▸ **Written request**:
Take each line that has the word "monastery" and return it.

▸ **Collection entries**:
□ □ □ □
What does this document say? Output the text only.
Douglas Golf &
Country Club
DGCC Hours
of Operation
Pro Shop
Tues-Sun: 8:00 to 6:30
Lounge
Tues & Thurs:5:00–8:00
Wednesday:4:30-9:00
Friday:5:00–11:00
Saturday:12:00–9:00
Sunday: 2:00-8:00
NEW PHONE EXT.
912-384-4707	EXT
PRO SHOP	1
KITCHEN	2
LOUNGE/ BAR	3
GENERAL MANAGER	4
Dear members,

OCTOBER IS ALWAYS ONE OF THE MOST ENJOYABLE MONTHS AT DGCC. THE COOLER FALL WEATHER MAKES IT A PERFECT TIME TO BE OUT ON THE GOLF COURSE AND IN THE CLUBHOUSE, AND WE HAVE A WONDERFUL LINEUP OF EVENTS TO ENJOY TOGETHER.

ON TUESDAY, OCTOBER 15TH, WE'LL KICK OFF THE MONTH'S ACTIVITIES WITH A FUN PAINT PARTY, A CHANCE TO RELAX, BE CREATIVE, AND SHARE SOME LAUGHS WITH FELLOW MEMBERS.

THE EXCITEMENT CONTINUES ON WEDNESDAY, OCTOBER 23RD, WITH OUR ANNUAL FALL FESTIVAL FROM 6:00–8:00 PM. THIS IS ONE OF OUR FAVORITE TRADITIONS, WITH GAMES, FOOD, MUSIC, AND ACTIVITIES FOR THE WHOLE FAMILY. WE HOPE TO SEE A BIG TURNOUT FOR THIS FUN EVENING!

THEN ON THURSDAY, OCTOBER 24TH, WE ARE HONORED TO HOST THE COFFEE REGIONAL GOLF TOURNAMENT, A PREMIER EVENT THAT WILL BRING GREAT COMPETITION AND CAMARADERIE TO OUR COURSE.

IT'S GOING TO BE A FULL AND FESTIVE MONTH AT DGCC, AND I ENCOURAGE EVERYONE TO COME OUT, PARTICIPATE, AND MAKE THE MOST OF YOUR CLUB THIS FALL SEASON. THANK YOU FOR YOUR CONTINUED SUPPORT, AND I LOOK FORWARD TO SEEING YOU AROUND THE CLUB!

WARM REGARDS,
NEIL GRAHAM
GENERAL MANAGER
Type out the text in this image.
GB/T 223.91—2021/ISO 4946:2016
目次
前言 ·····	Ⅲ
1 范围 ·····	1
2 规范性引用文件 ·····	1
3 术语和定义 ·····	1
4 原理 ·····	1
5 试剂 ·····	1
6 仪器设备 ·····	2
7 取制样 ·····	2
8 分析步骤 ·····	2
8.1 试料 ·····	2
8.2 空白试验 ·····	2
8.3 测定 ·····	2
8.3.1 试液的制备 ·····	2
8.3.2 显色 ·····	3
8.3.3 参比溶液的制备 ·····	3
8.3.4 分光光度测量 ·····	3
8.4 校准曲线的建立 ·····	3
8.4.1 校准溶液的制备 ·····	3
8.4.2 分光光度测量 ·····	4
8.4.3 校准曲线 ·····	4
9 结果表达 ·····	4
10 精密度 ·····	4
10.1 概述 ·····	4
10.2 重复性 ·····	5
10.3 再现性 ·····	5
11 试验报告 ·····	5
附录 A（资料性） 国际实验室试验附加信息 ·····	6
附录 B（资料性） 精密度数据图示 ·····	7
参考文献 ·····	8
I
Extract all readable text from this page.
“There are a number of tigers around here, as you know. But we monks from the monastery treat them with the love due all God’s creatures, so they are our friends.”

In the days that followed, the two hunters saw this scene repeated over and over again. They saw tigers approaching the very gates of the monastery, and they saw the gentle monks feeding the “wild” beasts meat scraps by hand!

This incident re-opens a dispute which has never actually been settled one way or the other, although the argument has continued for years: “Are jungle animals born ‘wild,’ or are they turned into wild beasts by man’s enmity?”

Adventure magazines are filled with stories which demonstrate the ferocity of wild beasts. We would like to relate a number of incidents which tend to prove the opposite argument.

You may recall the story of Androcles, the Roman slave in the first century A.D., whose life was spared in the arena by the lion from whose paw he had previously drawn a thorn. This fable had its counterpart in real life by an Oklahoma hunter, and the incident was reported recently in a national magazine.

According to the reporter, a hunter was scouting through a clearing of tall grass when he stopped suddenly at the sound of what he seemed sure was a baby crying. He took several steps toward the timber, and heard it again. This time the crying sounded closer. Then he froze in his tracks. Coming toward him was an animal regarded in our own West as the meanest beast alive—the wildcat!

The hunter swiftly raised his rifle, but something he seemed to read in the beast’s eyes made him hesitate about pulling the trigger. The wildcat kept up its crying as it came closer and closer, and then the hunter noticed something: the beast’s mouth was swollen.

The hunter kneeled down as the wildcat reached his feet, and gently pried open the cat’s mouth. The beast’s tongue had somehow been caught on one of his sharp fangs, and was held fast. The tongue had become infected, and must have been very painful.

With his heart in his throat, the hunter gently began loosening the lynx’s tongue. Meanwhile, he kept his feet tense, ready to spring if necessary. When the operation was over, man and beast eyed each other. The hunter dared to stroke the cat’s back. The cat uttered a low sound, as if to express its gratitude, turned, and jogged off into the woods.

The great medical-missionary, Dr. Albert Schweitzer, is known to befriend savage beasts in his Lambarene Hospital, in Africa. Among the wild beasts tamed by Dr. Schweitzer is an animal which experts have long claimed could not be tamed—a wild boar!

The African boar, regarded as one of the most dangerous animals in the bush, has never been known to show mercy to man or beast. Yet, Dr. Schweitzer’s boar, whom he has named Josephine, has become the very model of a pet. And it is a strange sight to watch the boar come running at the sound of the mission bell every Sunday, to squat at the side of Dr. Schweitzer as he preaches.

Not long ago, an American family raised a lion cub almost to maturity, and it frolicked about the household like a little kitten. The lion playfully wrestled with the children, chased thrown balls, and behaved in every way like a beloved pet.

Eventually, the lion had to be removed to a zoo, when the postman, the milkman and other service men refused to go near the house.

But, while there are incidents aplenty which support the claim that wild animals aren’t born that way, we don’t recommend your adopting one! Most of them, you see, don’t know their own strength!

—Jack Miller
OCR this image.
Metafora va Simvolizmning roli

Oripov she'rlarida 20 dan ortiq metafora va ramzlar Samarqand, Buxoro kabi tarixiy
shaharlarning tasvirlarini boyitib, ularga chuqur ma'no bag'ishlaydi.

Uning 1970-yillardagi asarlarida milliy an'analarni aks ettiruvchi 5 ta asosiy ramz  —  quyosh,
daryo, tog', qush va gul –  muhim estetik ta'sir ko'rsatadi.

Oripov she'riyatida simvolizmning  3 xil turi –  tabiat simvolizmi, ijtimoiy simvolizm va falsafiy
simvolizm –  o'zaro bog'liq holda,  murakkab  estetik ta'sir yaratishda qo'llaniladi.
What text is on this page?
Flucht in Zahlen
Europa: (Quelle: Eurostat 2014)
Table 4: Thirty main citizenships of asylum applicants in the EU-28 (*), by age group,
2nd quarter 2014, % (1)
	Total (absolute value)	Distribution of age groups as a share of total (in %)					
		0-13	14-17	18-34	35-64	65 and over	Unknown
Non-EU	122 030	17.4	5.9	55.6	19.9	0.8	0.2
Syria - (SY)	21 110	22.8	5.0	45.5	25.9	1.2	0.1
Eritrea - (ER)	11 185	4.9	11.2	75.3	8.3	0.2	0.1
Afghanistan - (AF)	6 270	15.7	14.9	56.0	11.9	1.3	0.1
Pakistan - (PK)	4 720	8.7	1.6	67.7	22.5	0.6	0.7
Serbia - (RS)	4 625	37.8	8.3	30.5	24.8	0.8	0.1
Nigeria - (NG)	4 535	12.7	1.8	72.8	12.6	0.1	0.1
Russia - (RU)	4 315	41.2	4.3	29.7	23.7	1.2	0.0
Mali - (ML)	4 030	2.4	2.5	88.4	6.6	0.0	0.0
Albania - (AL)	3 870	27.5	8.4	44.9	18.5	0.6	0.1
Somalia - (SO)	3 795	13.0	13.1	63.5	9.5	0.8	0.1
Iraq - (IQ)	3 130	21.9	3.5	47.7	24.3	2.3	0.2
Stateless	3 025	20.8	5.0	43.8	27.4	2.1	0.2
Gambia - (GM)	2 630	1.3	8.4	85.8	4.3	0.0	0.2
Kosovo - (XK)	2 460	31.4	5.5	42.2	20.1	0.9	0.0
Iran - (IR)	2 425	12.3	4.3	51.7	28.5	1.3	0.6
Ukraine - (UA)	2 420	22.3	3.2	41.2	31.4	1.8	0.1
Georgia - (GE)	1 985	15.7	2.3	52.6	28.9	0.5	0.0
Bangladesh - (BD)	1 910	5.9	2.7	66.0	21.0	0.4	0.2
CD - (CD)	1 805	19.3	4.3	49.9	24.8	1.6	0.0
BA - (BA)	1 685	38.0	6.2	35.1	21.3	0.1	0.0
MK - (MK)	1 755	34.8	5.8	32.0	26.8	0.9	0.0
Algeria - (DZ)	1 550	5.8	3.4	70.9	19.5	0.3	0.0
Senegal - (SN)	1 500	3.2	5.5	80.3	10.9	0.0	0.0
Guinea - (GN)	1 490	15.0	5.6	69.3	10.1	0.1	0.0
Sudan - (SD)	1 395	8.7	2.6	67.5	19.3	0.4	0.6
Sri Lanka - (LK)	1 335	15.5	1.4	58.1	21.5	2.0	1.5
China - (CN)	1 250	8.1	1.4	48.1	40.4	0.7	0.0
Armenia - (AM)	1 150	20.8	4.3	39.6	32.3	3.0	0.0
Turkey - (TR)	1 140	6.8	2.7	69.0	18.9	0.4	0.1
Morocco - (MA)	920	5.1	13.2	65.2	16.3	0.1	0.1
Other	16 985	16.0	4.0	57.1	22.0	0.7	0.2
□ □ □ □
▸ **Solution below**:
“There are a number of tigers around here, as you know. But we monks from the monastery treat them with the love due all God’s creatures, so they are our friends.”
In the days that followed, the two hunters saw this scene repeated over and over again. They saw tigers approaching the very gates of the monastery, and they saw the gentle monks feeding the “wild” beasts meat scraps by hand!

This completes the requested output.